### [Goal of the exercise]
Reproduce every line of the records below character for character, keeping their original order.

### [Data for processing]
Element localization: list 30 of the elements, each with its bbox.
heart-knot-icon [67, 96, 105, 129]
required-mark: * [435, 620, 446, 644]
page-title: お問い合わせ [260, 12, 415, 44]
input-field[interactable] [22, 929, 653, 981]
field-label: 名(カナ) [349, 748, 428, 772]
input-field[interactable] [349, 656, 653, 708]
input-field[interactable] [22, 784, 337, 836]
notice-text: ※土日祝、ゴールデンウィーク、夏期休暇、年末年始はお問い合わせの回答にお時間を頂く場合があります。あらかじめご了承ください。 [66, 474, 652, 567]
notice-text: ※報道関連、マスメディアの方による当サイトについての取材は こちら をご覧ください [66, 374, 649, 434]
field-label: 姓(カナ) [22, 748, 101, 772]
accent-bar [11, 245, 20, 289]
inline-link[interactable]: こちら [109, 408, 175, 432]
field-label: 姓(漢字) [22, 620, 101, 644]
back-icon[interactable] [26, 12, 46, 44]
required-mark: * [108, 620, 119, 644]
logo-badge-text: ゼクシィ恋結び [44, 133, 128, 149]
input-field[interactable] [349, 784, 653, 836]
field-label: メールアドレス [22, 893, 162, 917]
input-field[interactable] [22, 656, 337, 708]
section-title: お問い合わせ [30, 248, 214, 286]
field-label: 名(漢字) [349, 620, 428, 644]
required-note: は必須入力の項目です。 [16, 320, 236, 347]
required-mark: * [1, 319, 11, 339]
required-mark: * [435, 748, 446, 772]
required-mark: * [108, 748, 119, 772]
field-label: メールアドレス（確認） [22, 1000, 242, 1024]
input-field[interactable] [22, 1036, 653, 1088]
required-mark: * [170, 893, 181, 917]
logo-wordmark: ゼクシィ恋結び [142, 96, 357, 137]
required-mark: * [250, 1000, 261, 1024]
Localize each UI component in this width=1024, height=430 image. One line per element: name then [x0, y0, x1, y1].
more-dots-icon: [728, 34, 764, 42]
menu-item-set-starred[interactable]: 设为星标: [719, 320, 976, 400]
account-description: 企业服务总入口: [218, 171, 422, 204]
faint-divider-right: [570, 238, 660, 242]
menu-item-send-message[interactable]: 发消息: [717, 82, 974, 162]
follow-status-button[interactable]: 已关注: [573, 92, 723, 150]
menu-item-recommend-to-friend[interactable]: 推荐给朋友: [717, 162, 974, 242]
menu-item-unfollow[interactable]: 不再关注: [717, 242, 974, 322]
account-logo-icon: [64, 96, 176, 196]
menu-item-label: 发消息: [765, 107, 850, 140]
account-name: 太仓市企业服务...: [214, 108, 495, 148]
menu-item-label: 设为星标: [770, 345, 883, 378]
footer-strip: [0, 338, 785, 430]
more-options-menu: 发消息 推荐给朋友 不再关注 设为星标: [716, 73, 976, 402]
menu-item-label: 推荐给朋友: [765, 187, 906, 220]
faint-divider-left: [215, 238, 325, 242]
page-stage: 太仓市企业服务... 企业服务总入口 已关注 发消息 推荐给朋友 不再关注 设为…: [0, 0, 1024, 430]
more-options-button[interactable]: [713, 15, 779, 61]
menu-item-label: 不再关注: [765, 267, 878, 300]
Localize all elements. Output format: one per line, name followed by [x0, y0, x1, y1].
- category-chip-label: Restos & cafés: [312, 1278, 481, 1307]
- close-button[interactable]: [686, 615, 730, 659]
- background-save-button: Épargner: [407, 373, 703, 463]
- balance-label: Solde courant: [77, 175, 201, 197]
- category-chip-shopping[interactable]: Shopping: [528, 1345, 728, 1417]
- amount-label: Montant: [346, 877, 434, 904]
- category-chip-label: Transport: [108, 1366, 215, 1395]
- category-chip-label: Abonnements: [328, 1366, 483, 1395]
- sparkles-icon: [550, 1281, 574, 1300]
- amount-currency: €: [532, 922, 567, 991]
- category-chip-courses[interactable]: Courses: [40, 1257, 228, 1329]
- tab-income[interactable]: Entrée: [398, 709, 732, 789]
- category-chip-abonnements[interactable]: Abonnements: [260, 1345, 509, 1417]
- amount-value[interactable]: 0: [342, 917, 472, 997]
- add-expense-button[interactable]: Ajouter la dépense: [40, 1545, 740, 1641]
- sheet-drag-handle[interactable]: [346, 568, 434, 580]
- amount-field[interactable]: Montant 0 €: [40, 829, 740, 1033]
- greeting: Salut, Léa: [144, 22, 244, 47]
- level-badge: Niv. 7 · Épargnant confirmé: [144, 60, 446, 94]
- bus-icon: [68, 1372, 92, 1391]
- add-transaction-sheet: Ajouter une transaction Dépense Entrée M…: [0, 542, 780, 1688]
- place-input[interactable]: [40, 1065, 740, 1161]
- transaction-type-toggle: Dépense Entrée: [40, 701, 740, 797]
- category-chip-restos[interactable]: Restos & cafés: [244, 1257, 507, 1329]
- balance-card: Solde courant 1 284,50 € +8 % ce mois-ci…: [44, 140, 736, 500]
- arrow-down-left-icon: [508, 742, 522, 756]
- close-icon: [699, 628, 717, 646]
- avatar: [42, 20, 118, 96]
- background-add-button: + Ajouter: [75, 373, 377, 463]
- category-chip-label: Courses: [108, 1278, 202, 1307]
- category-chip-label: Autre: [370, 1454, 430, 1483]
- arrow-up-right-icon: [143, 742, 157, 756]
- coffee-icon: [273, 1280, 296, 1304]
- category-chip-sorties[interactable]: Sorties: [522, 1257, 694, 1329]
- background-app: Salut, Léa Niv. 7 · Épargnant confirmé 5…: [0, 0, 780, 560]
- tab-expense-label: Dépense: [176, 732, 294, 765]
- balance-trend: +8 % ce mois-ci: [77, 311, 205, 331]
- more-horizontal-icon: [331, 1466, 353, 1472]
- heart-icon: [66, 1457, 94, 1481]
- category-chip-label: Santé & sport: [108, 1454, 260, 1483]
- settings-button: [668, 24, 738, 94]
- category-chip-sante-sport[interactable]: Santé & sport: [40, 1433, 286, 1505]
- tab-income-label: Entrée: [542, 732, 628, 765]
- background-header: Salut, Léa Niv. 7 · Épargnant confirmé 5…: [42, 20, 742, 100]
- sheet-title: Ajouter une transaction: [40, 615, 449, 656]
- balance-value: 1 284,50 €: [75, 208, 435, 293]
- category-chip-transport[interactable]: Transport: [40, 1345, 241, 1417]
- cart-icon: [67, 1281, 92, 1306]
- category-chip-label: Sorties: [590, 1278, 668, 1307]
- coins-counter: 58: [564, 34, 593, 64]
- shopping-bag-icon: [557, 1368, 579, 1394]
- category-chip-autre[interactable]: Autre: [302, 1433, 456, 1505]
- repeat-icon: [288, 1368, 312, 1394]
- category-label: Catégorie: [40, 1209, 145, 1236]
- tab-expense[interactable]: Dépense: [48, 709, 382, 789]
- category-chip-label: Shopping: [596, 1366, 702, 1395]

### [Full solution]
Element localization: list 30 of the elements, each with its bbox.
heart-knot-icon [67, 96, 105, 129]
required-mark: * [435, 620, 446, 644]
page-title: お問い合わせ [260, 12, 415, 44]
input-field[interactable] [22, 929, 653, 981]
field-label: 名(カナ) [349, 748, 428, 772]
input-field[interactable] [349, 656, 653, 708]
input-field[interactable] [22, 784, 337, 836]
notice-text: ※土日祝、ゴールデンウィーク、夏期休暇、年末年始はお問い合わせの回答にお時間を頂く場合があります。あらかじめご了承ください。 [66, 474, 652, 567]
notice-text: ※報道関連、マスメディアの方による当サイトについての取材は こちら をご覧ください [66, 374, 649, 434]
field-label: 姓(カナ) [22, 748, 101, 772]
accent-bar [11, 245, 20, 289]
inline-link[interactable]: こちら [109, 408, 175, 432]
field-label: 姓(漢字) [22, 620, 101, 644]
back-icon[interactable] [26, 12, 46, 44]
required-mark: * [108, 620, 119, 644]
logo-badge-text: ゼクシィ恋結び [44, 133, 128, 149]
input-field[interactable] [349, 784, 653, 836]
field-label: メールアドレス [22, 893, 162, 917]
input-field[interactable] [22, 656, 337, 708]
section-title: お問い合わせ [30, 248, 214, 286]
field-label: 名(漢字) [349, 620, 428, 644]
required-note: は必須入力の項目です。 [16, 320, 236, 347]
required-mark: * [1, 319, 11, 339]
required-mark: * [435, 748, 446, 772]
required-mark: * [108, 748, 119, 772]
field-label: メールアドレス（確認） [22, 1000, 242, 1024]
input-field[interactable] [22, 1036, 653, 1088]
required-mark: * [170, 893, 181, 917]
logo-wordmark: ゼクシィ恋結び [142, 96, 357, 137]
required-mark: * [250, 1000, 261, 1024]
Localize each UI component in this width=1024, height=430 image. One line per element: name then [x0, y0, x1, y1].
more-dots-icon: [728, 34, 764, 42]
menu-item-set-starred[interactable]: 设为星标: [719, 320, 976, 400]
account-description: 企业服务总入口: [218, 171, 422, 204]
faint-divider-right: [570, 238, 660, 242]
menu-item-send-message[interactable]: 发消息: [717, 82, 974, 162]
follow-status-button[interactable]: 已关注: [573, 92, 723, 150]
menu-item-recommend-to-friend[interactable]: 推荐给朋友: [717, 162, 974, 242]
menu-item-unfollow[interactable]: 不再关注: [717, 242, 974, 322]
account-logo-icon: [64, 96, 176, 196]
menu-item-label: 发消息: [765, 107, 850, 140]
account-name: 太仓市企业服务...: [214, 108, 495, 148]
menu-item-label: 设为星标: [770, 345, 883, 378]
footer-strip: [0, 338, 785, 430]
more-options-menu: 发消息 推荐给朋友 不再关注 设为星标: [716, 73, 976, 402]
menu-item-label: 推荐给朋友: [765, 187, 906, 220]
faint-divider-left: [215, 238, 325, 242]
page-stage: 太仓市企业服务... 企业服务总入口 已关注 发消息 推荐给朋友 不再关注 设为…: [0, 0, 1024, 430]
more-options-button[interactable]: [713, 15, 779, 61]
menu-item-label: 不再关注: [765, 267, 878, 300]
Localize all elements. Output format: one per line, name followed by [x0, y0, x1, y1].
- category-chip-label: Restos & cafés: [312, 1278, 481, 1307]
- close-button[interactable]: [686, 615, 730, 659]
- background-save-button: Épargner: [407, 373, 703, 463]
- balance-label: Solde courant: [77, 175, 201, 197]
- category-chip-shopping[interactable]: Shopping: [528, 1345, 728, 1417]
- amount-label: Montant: [346, 877, 434, 904]
- category-chip-label: Transport: [108, 1366, 215, 1395]
- category-chip-label: Abonnements: [328, 1366, 483, 1395]
- sparkles-icon: [550, 1281, 574, 1300]
- amount-currency: €: [532, 922, 567, 991]
- category-chip-courses[interactable]: Courses: [40, 1257, 228, 1329]
- tab-income[interactable]: Entrée: [398, 709, 732, 789]
- category-chip-abonnements[interactable]: Abonnements: [260, 1345, 509, 1417]
- amount-value[interactable]: 0: [342, 917, 472, 997]
- add-expense-button[interactable]: Ajouter la dépense: [40, 1545, 740, 1641]
- sheet-drag-handle[interactable]: [346, 568, 434, 580]
- amount-field[interactable]: Montant 0 €: [40, 829, 740, 1033]
- greeting: Salut, Léa: [144, 22, 244, 47]
- level-badge: Niv. 7 · Épargnant confirmé: [144, 60, 446, 94]
- bus-icon: [68, 1372, 92, 1391]
- add-transaction-sheet: Ajouter une transaction Dépense Entrée M…: [0, 542, 780, 1688]
- place-input[interactable]: [40, 1065, 740, 1161]
- transaction-type-toggle: Dépense Entrée: [40, 701, 740, 797]
- category-chip-restos[interactable]: Restos & cafés: [244, 1257, 507, 1329]
- balance-card: Solde courant 1 284,50 € +8 % ce mois-ci…: [44, 140, 736, 500]
- arrow-down-left-icon: [508, 742, 522, 756]
- close-icon: [699, 628, 717, 646]
- avatar: [42, 20, 118, 96]
- background-add-button: + Ajouter: [75, 373, 377, 463]
- category-chip-label: Courses: [108, 1278, 202, 1307]
- category-chip-label: Autre: [370, 1454, 430, 1483]
- arrow-up-right-icon: [143, 742, 157, 756]
- coffee-icon: [273, 1280, 296, 1304]
- category-chip-sorties[interactable]: Sorties: [522, 1257, 694, 1329]
- background-app: Salut, Léa Niv. 7 · Épargnant confirmé 5…: [0, 0, 780, 560]
- tab-expense-label: Dépense: [176, 732, 294, 765]
- balance-trend: +8 % ce mois-ci: [77, 311, 205, 331]
- more-horizontal-icon: [331, 1466, 353, 1472]
- heart-icon: [66, 1457, 94, 1481]
- category-chip-label: Santé & sport: [108, 1454, 260, 1483]
- settings-button: [668, 24, 738, 94]
- category-chip-sante-sport[interactable]: Santé & sport: [40, 1433, 286, 1505]
- tab-income-label: Entrée: [542, 732, 628, 765]
- background-header: Salut, Léa Niv. 7 · Épargnant confirmé 5…: [42, 20, 742, 100]
- sheet-title: Ajouter une transaction: [40, 615, 449, 656]
- balance-value: 1 284,50 €: [75, 208, 435, 293]
- category-chip-transport[interactable]: Transport: [40, 1345, 241, 1417]
- cart-icon: [67, 1281, 92, 1306]
- category-chip-label: Sorties: [590, 1278, 668, 1307]
- coins-counter: 58: [564, 34, 593, 64]
- shopping-bag-icon: [557, 1368, 579, 1394]
- category-chip-autre[interactable]: Autre: [302, 1433, 456, 1505]
- repeat-icon: [288, 1368, 312, 1394]
- category-label: Catégorie: [40, 1209, 145, 1236]
- tab-expense[interactable]: Dépense: [48, 709, 382, 789]
- category-chip-label: Shopping: [596, 1366, 702, 1395]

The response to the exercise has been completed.